§ REQUIRED WORK
Collect every line of the records below that contains the word "luxe".
------ DATASET EXTRACT
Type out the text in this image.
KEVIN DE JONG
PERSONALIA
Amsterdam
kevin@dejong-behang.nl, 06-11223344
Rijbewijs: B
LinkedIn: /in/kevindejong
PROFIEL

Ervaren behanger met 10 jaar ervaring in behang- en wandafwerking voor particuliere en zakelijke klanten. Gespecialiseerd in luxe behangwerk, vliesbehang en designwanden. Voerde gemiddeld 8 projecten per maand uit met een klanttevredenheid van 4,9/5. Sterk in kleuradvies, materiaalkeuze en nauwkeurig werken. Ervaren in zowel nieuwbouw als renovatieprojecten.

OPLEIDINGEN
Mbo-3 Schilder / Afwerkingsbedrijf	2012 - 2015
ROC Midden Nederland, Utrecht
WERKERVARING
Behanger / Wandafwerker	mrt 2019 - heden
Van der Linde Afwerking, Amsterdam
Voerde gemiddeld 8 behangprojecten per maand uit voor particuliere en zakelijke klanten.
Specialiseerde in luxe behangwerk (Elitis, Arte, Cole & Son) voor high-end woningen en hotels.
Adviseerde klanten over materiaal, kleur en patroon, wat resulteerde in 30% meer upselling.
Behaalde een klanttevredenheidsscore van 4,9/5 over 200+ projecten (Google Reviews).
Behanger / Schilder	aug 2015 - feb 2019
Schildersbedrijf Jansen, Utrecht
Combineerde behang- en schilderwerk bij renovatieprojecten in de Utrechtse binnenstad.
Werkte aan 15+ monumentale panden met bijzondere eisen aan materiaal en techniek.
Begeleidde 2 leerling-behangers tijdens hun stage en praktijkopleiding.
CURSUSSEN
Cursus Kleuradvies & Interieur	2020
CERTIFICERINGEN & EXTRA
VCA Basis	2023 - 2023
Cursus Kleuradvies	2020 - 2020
------------
§ FULL ANSWER
Ervaren behanger met 10 jaar ervaring in behang- en wandafwerking voor particuliere en zakelijke klanten. Gespecialiseerd in luxe behangwerk, vliesbehang en designwanden. Voerde gemiddeld 8 projecten per maand uit met een klanttevredenheid van 4,9/5. Sterk in kleuradvies, materiaalkeuze en nauwkeurig werken. Ervaren in zowel nieuwbouw als renovatieprojecten.
Specialiseerde in luxe behangwerk (Elitis, Arte, Cole & Son) voor high-end woningen en hotels.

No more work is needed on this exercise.